Written instruction:
Search the material for "平衡时长度为" and show all lines that contain it.

═════ Records shown

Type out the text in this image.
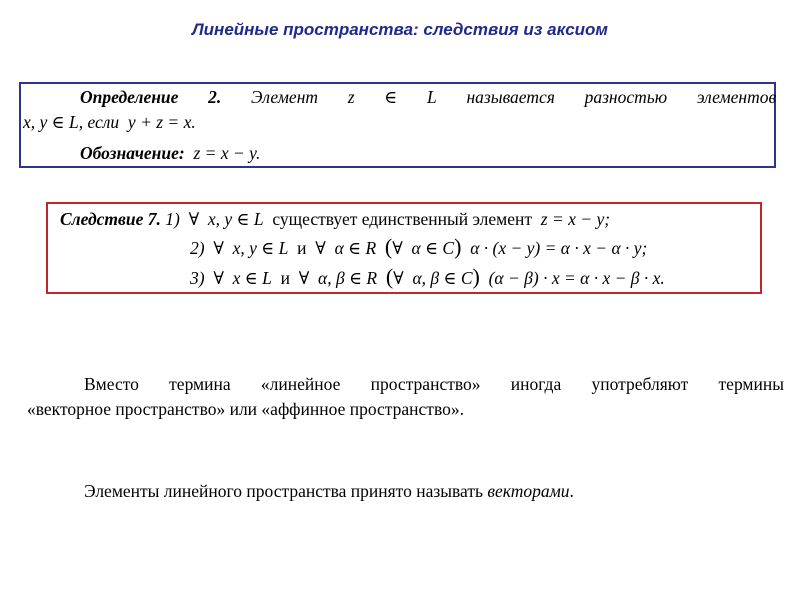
Линейные пространства: следствия из аксиом
Определение 2. Элемент z ∈ L называется разностью элементов
x, y ∈ L, если y + z = x.
Обозначение: z = x − y.
Следствие 7. 1) ∀ x, y ∈ L существует единственный элемент z = x − y;
2) ∀ x, y ∈ L и ∀ α ∈ R (∀ α ∈ C) α · (x − y) = α · x − α · y;
3) ∀ x ∈ L и ∀ α, β ∈ R (∀ α, β ∈ C) (α − β) · x = α · x − β · x.
Вместо термина «линейное пространство» иногда употребляют термины
«векторное пространство» или «аффинное пространство».
Элементы линейного пространства принято называть векторами.
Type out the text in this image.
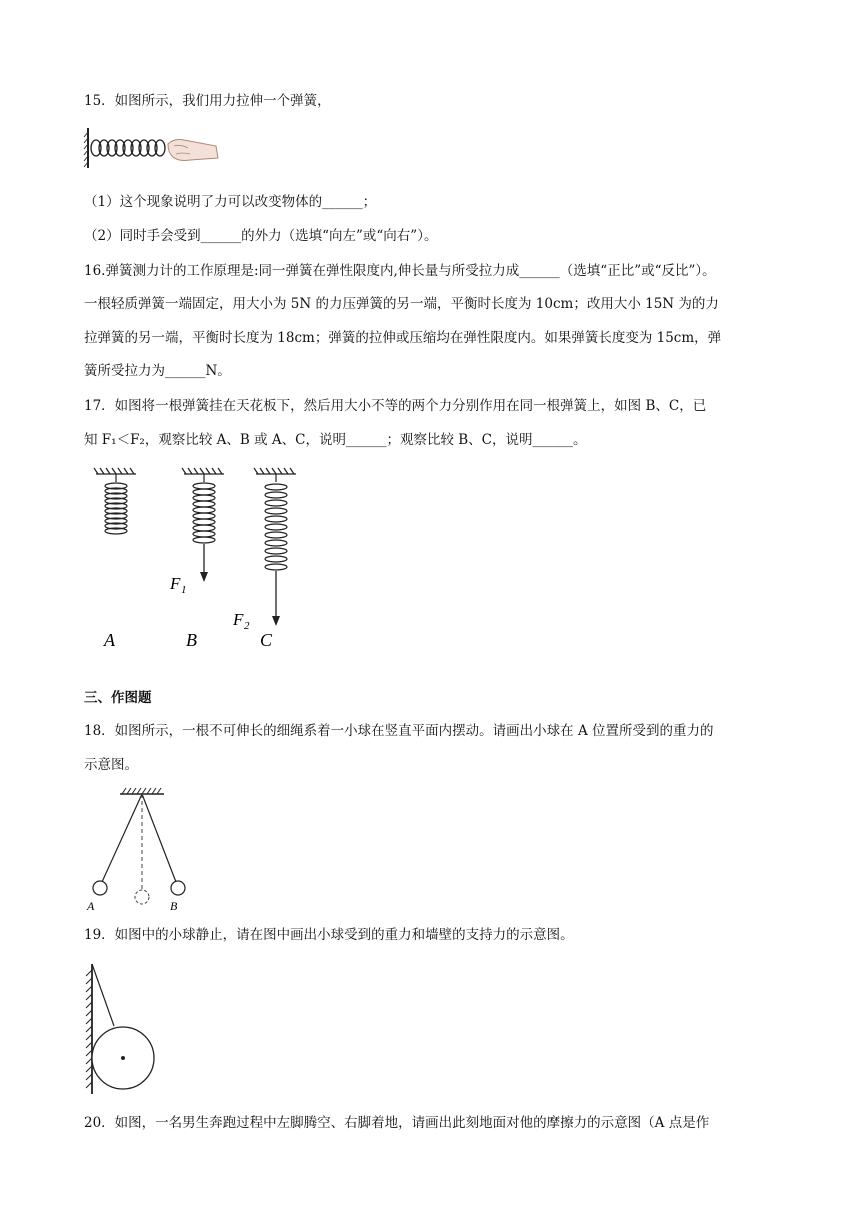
15．如图所示，我们用力拉伸一个弹簧，
（1）这个现象说明了力可以改变物体的______；
（2）同时手会受到______的外力（选填“向左”或“向右”）。
16.弹簧测力计的工作原理是:同一弹簧在弹性限度内,伸长量与所受拉力成______（选填“正比”或“反比”）。
一根轻质弹簧一端固定，用大小为 5N 的力压弹簧的另一端，平衡时长度为 10cm；改用大小 15N 为的力
拉弹簧的另一端，平衡时长度为 18cm；弹簧的拉伸或压缩均在弹性限度内。如果弹簧长度变为 15cm，弹
簧所受拉力为______N。
17．如图将一根弹簧挂在天花板下，然后用大小不等的两个力分别作用在同一根弹簧上，如图 B、C，已
知 F₁＜F₂，观察比较 A、B 或 A、C，说明______；观察比较 B、C，说明______。
F 1
F 2
A	B	C
三、作图题
18．如图所示，一根不可伸长的细绳系着一小球在竖直平面内摆动。请画出小球在 A 位置所受到的重力的
示意图。
A	B
19．如图中的小球静止，请在图中画出小球受到的重力和墙壁的支持力的示意图。
20．如图，一名男生奔跑过程中左脚腾空、右脚着地，请画出此刻地面对他的摩擦力的示意图（A 点是作
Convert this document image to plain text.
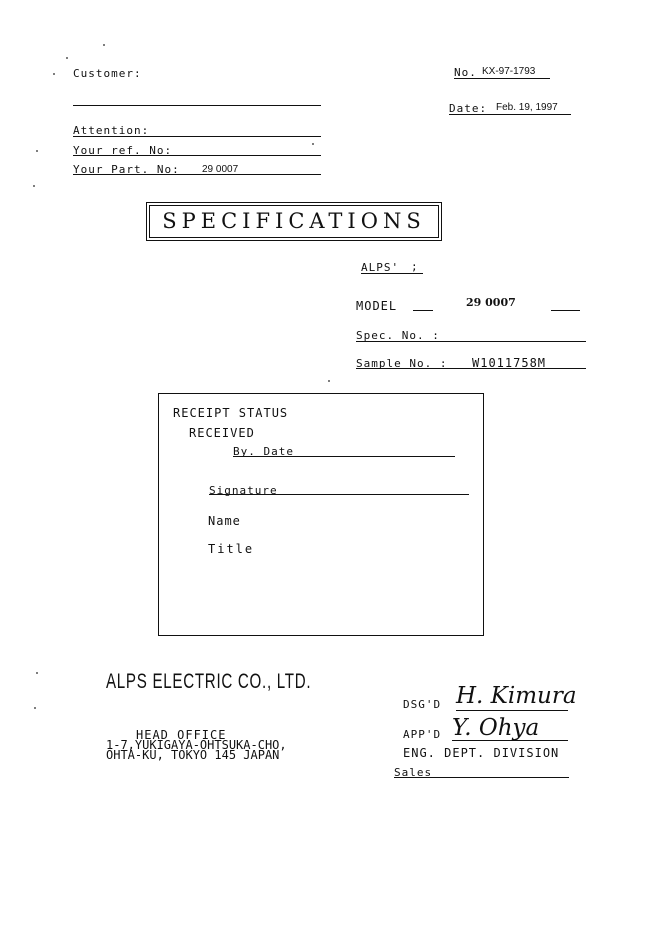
Customer:
Attention:
Your ref. No:
Your Part. No: 29 0007
No. KX-97-1793
Date: Feb. 19, 1997
SPECIFICATIONS
ALPS' ;
MODEL	29 0007
Spec. No. :
Sample No. : W1011758M
RECEIPT STATUS
RECEIVED
By. Date
Signature
Name
Title
ALPS ELECTRIC CO., LTD.
HEAD OFFICE
1-7,YUKIGAYA-OHTSUKA-CHO,
OHTA-KU, TOKYO 145 JAPAN
DSG'D H. Kimura
APP'D Y. Ohya
ENG. DEPT. DIVISION
Sales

══════════

Result for this task:
一根轻质弹簧一端固定，用大小为 5N 的力压弹簧的另一端，平衡时长度为 10cm；改用大小 15N 为的力
拉弹簧的另一端，平衡时长度为 18cm；弹簧的拉伸或压缩均在弹性限度内。如果弹簧长度变为 15cm，弹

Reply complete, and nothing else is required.